> EXERCISE BRIEF: Extract every line that contains the string "powder".
—————
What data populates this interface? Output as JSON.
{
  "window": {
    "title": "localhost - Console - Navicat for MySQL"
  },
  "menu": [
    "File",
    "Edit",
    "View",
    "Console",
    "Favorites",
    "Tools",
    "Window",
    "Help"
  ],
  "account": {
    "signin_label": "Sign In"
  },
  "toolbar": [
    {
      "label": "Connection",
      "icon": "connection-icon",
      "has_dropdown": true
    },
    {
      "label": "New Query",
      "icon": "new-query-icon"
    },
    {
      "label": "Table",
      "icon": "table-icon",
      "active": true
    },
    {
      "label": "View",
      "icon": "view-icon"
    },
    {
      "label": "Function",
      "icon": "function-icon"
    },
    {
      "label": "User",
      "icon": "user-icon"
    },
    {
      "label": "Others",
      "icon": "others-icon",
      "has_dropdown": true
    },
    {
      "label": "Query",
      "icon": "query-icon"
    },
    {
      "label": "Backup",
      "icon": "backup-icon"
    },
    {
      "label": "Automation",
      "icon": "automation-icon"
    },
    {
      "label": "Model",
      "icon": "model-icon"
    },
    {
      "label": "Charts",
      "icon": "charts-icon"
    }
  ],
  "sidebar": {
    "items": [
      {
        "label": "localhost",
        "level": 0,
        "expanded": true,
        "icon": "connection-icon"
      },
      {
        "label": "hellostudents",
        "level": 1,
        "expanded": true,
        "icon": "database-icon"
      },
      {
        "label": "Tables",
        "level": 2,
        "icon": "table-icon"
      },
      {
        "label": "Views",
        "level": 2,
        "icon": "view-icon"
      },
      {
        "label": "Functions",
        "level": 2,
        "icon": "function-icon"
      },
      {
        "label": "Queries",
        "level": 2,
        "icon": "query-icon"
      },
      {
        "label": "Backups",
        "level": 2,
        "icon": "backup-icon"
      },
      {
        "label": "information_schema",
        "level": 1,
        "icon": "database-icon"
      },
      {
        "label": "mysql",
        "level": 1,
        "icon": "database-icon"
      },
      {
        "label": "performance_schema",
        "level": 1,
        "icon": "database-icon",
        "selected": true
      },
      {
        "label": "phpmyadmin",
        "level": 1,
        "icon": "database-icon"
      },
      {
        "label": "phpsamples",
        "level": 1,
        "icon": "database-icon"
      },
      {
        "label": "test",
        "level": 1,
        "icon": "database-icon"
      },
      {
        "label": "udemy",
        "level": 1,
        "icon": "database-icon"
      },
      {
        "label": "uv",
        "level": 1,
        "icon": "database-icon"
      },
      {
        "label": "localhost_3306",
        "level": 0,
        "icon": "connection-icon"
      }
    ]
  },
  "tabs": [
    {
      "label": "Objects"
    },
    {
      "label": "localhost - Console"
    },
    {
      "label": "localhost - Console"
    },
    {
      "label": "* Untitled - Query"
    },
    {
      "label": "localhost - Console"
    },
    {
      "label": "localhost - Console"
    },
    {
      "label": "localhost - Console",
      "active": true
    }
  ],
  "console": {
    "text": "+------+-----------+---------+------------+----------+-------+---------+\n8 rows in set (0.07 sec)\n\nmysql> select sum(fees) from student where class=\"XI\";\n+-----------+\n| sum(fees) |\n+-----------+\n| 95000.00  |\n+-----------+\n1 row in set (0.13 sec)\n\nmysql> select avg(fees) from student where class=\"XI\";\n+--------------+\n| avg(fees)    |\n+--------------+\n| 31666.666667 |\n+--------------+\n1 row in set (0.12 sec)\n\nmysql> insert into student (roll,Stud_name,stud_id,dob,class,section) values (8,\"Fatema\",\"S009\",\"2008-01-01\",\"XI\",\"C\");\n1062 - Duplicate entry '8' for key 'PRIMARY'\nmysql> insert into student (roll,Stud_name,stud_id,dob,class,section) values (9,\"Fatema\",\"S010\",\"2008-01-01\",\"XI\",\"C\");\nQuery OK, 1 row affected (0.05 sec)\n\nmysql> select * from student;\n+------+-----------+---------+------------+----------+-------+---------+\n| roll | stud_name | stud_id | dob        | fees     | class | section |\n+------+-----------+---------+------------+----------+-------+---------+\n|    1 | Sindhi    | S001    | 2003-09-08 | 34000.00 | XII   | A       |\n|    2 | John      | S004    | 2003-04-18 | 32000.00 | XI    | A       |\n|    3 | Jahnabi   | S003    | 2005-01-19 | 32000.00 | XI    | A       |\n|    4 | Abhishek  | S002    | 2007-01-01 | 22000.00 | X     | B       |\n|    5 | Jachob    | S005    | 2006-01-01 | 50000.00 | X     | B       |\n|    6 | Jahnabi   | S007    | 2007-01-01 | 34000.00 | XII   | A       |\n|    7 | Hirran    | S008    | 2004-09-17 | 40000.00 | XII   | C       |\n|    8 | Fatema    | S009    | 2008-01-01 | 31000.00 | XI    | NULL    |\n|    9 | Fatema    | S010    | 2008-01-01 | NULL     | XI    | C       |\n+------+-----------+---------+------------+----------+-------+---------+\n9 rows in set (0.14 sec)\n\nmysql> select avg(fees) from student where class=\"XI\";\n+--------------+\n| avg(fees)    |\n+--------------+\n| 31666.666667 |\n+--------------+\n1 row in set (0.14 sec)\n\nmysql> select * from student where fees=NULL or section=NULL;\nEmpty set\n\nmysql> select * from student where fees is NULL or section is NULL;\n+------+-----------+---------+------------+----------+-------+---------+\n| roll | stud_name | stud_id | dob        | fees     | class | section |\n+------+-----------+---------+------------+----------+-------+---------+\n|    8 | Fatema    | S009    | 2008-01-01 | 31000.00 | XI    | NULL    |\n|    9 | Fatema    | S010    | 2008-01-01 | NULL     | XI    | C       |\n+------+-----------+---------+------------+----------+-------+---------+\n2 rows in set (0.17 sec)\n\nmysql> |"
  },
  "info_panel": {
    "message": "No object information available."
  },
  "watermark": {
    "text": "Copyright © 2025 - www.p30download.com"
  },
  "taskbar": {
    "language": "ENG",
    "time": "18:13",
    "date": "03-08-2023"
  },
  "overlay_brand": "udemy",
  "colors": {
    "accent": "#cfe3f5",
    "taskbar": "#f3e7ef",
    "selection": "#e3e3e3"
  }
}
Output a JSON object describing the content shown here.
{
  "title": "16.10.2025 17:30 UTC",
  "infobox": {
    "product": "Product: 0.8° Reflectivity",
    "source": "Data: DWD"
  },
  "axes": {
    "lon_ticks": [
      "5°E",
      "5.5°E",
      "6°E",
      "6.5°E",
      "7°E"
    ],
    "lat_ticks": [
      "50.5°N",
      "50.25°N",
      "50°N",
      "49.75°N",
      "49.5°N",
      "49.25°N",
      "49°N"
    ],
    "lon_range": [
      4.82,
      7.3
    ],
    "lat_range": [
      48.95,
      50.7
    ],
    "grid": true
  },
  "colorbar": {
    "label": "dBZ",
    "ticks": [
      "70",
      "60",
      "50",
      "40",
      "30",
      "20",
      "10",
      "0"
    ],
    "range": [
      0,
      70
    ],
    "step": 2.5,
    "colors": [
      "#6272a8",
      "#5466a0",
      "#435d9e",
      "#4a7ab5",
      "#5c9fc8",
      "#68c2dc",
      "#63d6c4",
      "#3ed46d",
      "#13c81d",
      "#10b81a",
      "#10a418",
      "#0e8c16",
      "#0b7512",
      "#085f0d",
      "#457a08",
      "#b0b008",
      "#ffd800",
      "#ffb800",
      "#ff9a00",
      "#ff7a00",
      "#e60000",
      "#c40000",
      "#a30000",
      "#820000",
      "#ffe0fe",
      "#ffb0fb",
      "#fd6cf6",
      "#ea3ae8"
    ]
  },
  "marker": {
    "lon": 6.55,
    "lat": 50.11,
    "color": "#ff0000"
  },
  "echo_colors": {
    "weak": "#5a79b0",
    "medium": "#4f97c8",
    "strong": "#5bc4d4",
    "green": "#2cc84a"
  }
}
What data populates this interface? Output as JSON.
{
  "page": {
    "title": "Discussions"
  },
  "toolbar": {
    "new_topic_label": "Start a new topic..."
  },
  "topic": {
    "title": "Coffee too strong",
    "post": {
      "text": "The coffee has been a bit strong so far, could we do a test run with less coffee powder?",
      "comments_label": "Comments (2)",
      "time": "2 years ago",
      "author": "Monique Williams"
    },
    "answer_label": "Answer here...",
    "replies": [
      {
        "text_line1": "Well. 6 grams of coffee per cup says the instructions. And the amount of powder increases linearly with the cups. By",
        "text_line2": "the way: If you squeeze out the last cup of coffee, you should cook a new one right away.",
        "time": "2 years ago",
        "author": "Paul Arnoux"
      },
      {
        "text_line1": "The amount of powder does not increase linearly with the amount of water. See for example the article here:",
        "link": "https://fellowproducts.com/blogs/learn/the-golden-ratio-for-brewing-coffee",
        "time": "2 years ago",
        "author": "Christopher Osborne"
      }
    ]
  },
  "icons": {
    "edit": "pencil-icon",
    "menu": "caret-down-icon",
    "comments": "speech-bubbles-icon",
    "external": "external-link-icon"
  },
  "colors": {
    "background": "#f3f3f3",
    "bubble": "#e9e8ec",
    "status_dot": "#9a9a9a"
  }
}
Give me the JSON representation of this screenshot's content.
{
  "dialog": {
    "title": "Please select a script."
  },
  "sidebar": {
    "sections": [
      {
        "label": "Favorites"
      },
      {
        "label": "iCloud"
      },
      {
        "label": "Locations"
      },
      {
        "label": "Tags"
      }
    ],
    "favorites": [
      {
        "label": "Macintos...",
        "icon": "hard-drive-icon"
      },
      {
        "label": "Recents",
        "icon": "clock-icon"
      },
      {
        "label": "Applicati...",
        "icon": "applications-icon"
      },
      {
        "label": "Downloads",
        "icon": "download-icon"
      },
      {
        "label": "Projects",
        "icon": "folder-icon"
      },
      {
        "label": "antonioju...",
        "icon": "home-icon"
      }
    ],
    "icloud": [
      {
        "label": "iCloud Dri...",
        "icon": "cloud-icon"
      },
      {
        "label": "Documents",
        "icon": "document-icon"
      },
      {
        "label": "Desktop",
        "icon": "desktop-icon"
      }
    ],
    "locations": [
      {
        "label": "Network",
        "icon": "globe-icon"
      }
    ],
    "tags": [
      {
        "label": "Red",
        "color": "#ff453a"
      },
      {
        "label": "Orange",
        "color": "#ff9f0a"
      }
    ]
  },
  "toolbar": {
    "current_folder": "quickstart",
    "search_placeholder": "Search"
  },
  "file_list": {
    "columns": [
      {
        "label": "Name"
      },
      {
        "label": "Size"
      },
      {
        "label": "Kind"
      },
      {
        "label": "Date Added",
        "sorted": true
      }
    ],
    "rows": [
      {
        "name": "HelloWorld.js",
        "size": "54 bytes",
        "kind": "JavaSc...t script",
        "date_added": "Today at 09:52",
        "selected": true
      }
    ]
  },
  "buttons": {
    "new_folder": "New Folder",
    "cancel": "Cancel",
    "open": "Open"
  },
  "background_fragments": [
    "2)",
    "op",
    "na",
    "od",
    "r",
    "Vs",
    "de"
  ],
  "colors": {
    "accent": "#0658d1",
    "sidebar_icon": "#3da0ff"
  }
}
—————
> ANSWER BELOW:
      "text": "The coffee has been a bit strong so far, could we do a test run with less coffee powder?",
        "text_line1": "Well. 6 grams of coffee per cup says the instructions. And the amount of powder increases linearly with the cups. By",
        "text_line1": "The amount of powder does not increase linearly with the amount of water. See for example the article here:",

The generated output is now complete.